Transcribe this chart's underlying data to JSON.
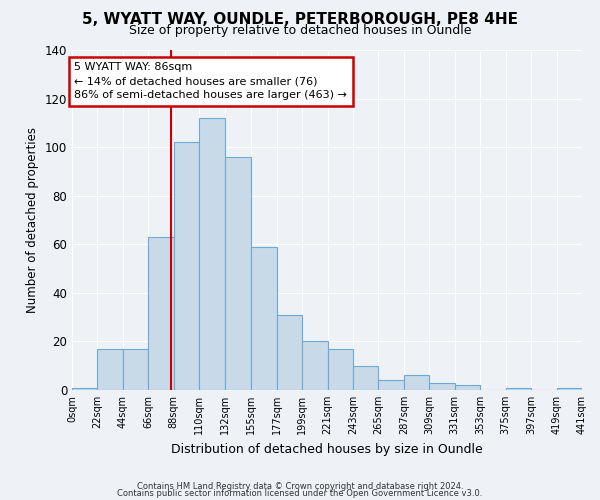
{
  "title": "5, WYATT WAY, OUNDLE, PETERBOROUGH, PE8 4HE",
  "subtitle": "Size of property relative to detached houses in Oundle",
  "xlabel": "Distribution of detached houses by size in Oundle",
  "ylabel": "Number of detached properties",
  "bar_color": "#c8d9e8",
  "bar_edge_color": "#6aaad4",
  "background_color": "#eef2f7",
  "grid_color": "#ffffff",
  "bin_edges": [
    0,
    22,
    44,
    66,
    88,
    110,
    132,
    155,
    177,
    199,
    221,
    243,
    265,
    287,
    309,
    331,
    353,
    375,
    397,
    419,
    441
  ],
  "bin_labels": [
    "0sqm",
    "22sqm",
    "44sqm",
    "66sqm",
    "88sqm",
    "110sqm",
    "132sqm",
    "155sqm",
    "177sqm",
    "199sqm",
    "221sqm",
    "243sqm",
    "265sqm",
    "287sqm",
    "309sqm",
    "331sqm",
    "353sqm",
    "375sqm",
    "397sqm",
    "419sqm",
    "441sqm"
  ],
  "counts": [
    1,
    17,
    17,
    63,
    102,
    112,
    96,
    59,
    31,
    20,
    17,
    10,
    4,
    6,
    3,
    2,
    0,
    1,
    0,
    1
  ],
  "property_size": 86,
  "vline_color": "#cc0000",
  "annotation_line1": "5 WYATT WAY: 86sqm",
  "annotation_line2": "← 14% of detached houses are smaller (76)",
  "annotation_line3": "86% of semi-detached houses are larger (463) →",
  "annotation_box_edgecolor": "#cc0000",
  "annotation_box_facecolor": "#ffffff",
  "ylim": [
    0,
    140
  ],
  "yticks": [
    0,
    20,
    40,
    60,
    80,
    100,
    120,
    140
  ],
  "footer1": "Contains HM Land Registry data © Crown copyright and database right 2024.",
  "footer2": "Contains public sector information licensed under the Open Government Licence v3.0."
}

★ ★ ★ ★ ★ ★ ★

▶ [Brief]:
Gather and copy every line of the data in which the string "Contains" is found.

▶ [Correct response]:
  "footer1": "Contains HM Land Registry data © Crown copyright and database right 2024.",
  "footer2": "Contains public sector information licensed under the Open Government Licence v3.0."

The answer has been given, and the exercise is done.